Available records:
────────────────────

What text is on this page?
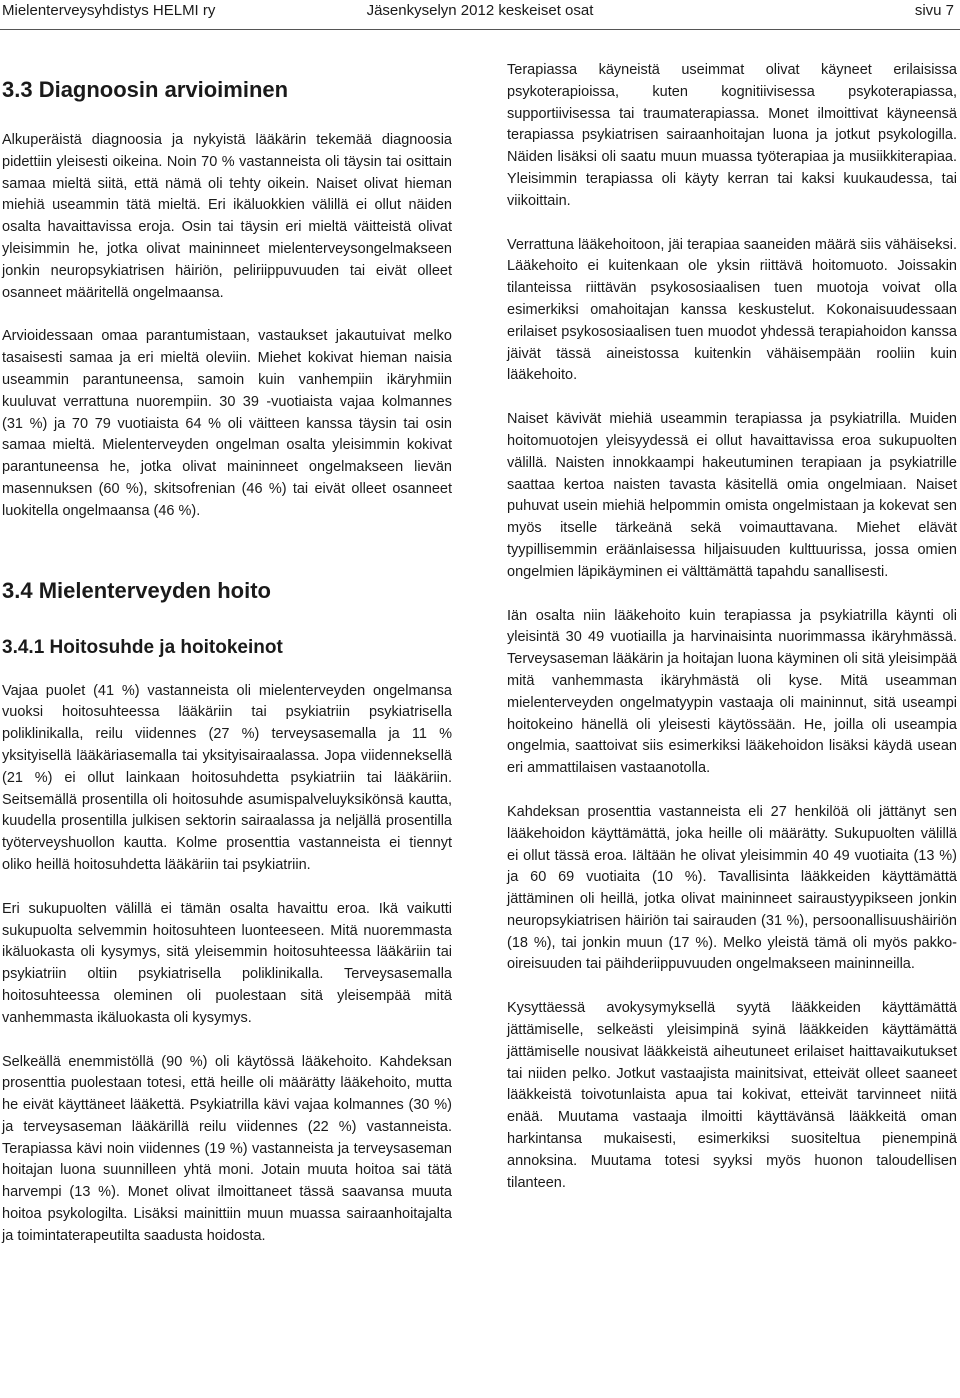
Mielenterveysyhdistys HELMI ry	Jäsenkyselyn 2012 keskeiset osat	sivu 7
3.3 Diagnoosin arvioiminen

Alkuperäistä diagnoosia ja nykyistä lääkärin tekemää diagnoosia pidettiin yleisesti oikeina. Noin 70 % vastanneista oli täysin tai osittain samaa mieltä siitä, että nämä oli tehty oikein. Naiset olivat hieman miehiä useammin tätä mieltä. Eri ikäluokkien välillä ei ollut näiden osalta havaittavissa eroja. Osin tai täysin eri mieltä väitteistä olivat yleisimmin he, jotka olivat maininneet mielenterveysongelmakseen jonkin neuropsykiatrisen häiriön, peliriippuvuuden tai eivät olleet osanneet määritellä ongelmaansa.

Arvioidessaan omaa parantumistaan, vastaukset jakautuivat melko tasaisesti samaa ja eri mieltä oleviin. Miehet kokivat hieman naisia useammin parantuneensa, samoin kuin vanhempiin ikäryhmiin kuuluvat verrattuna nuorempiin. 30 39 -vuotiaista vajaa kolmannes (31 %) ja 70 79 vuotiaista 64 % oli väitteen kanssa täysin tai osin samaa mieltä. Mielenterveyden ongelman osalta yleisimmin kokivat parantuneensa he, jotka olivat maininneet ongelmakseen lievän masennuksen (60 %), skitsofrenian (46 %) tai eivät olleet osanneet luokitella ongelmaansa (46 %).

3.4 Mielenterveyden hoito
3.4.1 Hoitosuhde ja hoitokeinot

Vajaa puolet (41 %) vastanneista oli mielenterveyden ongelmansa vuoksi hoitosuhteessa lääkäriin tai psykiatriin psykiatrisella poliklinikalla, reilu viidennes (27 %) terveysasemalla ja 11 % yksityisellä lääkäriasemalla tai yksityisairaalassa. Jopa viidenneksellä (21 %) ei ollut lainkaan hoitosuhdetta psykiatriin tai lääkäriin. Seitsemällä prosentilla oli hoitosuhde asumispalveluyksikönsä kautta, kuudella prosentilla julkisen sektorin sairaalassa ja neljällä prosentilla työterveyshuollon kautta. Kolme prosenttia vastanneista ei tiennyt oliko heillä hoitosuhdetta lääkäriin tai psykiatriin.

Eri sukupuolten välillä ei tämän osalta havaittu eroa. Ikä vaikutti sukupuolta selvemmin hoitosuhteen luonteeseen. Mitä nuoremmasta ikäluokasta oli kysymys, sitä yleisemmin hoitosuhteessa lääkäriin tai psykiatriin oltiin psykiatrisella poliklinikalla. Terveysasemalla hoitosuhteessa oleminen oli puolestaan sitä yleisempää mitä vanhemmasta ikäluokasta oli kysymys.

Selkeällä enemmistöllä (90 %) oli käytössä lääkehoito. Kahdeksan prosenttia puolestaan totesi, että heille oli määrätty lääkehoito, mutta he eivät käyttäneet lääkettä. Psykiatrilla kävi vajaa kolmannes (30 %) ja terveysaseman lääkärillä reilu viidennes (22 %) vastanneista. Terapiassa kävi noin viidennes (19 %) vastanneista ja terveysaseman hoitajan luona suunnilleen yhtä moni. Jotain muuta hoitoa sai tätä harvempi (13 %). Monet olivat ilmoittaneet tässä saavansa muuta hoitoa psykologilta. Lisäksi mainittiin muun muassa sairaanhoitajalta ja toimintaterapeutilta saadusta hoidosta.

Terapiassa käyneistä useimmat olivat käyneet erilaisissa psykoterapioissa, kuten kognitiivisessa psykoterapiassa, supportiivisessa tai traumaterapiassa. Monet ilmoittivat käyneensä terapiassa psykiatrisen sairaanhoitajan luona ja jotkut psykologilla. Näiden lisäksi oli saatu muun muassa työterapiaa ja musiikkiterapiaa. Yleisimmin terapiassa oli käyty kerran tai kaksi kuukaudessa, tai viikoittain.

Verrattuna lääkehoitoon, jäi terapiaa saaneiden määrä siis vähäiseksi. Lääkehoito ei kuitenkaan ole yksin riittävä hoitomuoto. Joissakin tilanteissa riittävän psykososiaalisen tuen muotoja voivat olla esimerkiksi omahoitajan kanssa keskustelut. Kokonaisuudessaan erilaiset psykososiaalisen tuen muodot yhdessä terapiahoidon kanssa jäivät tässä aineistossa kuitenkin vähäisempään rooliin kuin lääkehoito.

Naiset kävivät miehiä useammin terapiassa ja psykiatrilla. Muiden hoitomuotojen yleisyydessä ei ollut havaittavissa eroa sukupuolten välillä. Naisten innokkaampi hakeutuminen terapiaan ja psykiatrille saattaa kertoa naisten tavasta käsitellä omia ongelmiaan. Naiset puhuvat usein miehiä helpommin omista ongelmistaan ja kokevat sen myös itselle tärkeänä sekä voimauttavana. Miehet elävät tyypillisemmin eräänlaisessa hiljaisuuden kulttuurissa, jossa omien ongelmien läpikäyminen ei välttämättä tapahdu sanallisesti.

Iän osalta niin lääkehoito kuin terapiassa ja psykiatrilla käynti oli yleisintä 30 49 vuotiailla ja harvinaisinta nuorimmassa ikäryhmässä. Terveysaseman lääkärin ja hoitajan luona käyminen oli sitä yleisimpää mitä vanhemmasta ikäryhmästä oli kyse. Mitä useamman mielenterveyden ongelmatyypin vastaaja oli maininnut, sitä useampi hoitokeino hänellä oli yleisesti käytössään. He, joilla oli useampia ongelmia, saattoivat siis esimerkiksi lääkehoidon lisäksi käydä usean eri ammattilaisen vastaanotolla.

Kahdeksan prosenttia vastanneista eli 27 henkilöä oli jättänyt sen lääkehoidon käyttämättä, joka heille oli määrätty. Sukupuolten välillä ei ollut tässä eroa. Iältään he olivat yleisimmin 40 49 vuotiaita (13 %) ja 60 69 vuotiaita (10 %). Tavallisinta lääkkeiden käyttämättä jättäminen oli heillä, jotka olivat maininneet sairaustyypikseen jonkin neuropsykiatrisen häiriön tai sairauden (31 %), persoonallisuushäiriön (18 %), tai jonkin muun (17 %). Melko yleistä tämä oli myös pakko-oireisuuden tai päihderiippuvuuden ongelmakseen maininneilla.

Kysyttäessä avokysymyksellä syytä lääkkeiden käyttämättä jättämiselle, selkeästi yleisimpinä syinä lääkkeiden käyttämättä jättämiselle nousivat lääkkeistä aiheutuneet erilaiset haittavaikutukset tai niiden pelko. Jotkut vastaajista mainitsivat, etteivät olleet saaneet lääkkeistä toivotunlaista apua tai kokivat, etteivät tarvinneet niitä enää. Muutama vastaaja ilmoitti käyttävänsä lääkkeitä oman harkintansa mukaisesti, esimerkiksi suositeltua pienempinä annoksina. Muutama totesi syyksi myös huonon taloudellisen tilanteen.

────────────────────

Aim of the task:
Copy out the records above in full, exactly as written, but not the pictures.

Reply to the task:
What text is on this page?
Mielenterveysyhdistys HELMI ry	Jäsenkyselyn 2012 keskeiset osat	sivu 7
3.3 Diagnoosin arvioiminen

Alkuperäistä diagnoosia ja nykyistä lääkärin tekemää diagnoosia pidettiin yleisesti oikeina. Noin 70 % vastanneista oli täysin tai osittain samaa mieltä siitä, että nämä oli tehty oikein. Naiset olivat hieman miehiä useammin tätä mieltä. Eri ikäluokkien välillä ei ollut näiden osalta havaittavissa eroja. Osin tai täysin eri mieltä väitteistä olivat yleisimmin he, jotka olivat maininneet mielenterveysongelmakseen jonkin neuropsykiatrisen häiriön, peliriippuvuuden tai eivät olleet osanneet määritellä ongelmaansa.

Arvioidessaan omaa parantumistaan, vastaukset jakautuivat melko tasaisesti samaa ja eri mieltä oleviin. Miehet kokivat hieman naisia useammin parantuneensa, samoin kuin vanhempiin ikäryhmiin kuuluvat verrattuna nuorempiin. 30 39 -vuotiaista vajaa kolmannes (31 %) ja 70 79 vuotiaista 64 % oli väitteen kanssa täysin tai osin samaa mieltä. Mielenterveyden ongelman osalta yleisimmin kokivat parantuneensa he, jotka olivat maininneet ongelmakseen lievän masennuksen (60 %), skitsofrenian (46 %) tai eivät olleet osanneet luokitella ongelmaansa (46 %).

3.4 Mielenterveyden hoito
3.4.1 Hoitosuhde ja hoitokeinot

Vajaa puolet (41 %) vastanneista oli mielenterveyden ongelmansa vuoksi hoitosuhteessa lääkäriin tai psykiatriin psykiatrisella poliklinikalla, reilu viidennes (27 %) terveysasemalla ja 11 % yksityisellä lääkäriasemalla tai yksityisairaalassa. Jopa viidenneksellä (21 %) ei ollut lainkaan hoitosuhdetta psykiatriin tai lääkäriin. Seitsemällä prosentilla oli hoitosuhde asumispalveluyksikönsä kautta, kuudella prosentilla julkisen sektorin sairaalassa ja neljällä prosentilla työterveyshuollon kautta. Kolme prosenttia vastanneista ei tiennyt oliko heillä hoitosuhdetta lääkäriin tai psykiatriin.

Eri sukupuolten välillä ei tämän osalta havaittu eroa. Ikä vaikutti sukupuolta selvemmin hoitosuhteen luonteeseen. Mitä nuoremmasta ikäluokasta oli kysymys, sitä yleisemmin hoitosuhteessa lääkäriin tai psykiatriin oltiin psykiatrisella poliklinikalla. Terveysasemalla hoitosuhteessa oleminen oli puolestaan sitä yleisempää mitä vanhemmasta ikäluokasta oli kysymys.

Selkeällä enemmistöllä (90 %) oli käytössä lääkehoito. Kahdeksan prosenttia puolestaan totesi, että heille oli määrätty lääkehoito, mutta he eivät käyttäneet lääkettä. Psykiatrilla kävi vajaa kolmannes (30 %) ja terveysaseman lääkärillä reilu viidennes (22 %) vastanneista. Terapiassa kävi noin viidennes (19 %) vastanneista ja terveysaseman hoitajan luona suunnilleen yhtä moni. Jotain muuta hoitoa sai tätä harvempi (13 %). Monet olivat ilmoittaneet tässä saavansa muuta hoitoa psykologilta. Lisäksi mainittiin muun muassa sairaanhoitajalta ja toimintaterapeutilta saadusta hoidosta.

Terapiassa käyneistä useimmat olivat käyneet erilaisissa psykoterapioissa, kuten kognitiivisessa psykoterapiassa, supportiivisessa tai traumaterapiassa. Monet ilmoittivat käyneensä terapiassa psykiatrisen sairaanhoitajan luona ja jotkut psykologilla. Näiden lisäksi oli saatu muun muassa työterapiaa ja musiikkiterapiaa. Yleisimmin terapiassa oli käyty kerran tai kaksi kuukaudessa, tai viikoittain.

Verrattuna lääkehoitoon, jäi terapiaa saaneiden määrä siis vähäiseksi. Lääkehoito ei kuitenkaan ole yksin riittävä hoitomuoto. Joissakin tilanteissa riittävän psykososiaalisen tuen muotoja voivat olla esimerkiksi omahoitajan kanssa keskustelut. Kokonaisuudessaan erilaiset psykososiaalisen tuen muodot yhdessä terapiahoidon kanssa jäivät tässä aineistossa kuitenkin vähäisempään rooliin kuin lääkehoito.

Naiset kävivät miehiä useammin terapiassa ja psykiatrilla. Muiden hoitomuotojen yleisyydessä ei ollut havaittavissa eroa sukupuolten välillä. Naisten innokkaampi hakeutuminen terapiaan ja psykiatrille saattaa kertoa naisten tavasta käsitellä omia ongelmiaan. Naiset puhuvat usein miehiä helpommin omista ongelmistaan ja kokevat sen myös itselle tärkeänä sekä voimauttavana. Miehet elävät tyypillisemmin eräänlaisessa hiljaisuuden kulttuurissa, jossa omien ongelmien läpikäyminen ei välttämättä tapahdu sanallisesti.

Iän osalta niin lääkehoito kuin terapiassa ja psykiatrilla käynti oli yleisintä 30 49 vuotiailla ja harvinaisinta nuorimmassa ikäryhmässä. Terveysaseman lääkärin ja hoitajan luona käyminen oli sitä yleisimpää mitä vanhemmasta ikäryhmästä oli kyse. Mitä useamman mielenterveyden ongelmatyypin vastaaja oli maininnut, sitä useampi hoitokeino hänellä oli yleisesti käytössään. He, joilla oli useampia ongelmia, saattoivat siis esimerkiksi lääkehoidon lisäksi käydä usean eri ammattilaisen vastaanotolla.

Kahdeksan prosenttia vastanneista eli 27 henkilöä oli jättänyt sen lääkehoidon käyttämättä, joka heille oli määrätty. Sukupuolten välillä ei ollut tässä eroa. Iältään he olivat yleisimmin 40 49 vuotiaita (13 %) ja 60 69 vuotiaita (10 %). Tavallisinta lääkkeiden käyttämättä jättäminen oli heillä, jotka olivat maininneet sairaustyypikseen jonkin neuropsykiatrisen häiriön tai sairauden (31 %), persoonallisuushäiriön (18 %), tai jonkin muun (17 %). Melko yleistä tämä oli myös pakko-oireisuuden tai päihderiippuvuuden ongelmakseen maininneilla.

Kysyttäessä avokysymyksellä syytä lääkkeiden käyttämättä jättämiselle, selkeästi yleisimpinä syinä lääkkeiden käyttämättä jättämiselle nousivat lääkkeistä aiheutuneet erilaiset haittavaikutukset tai niiden pelko. Jotkut vastaajista mainitsivat, etteivät olleet saaneet lääkkeistä toivotunlaista apua tai kokivat, etteivät tarvinneet niitä enää. Muutama vastaaja ilmoitti käyttävänsä lääkkeitä oman harkintansa mukaisesti, esimerkiksi suositeltua pienempinä annoksina. Muutama totesi syyksi myös huonon taloudellisen tilanteen.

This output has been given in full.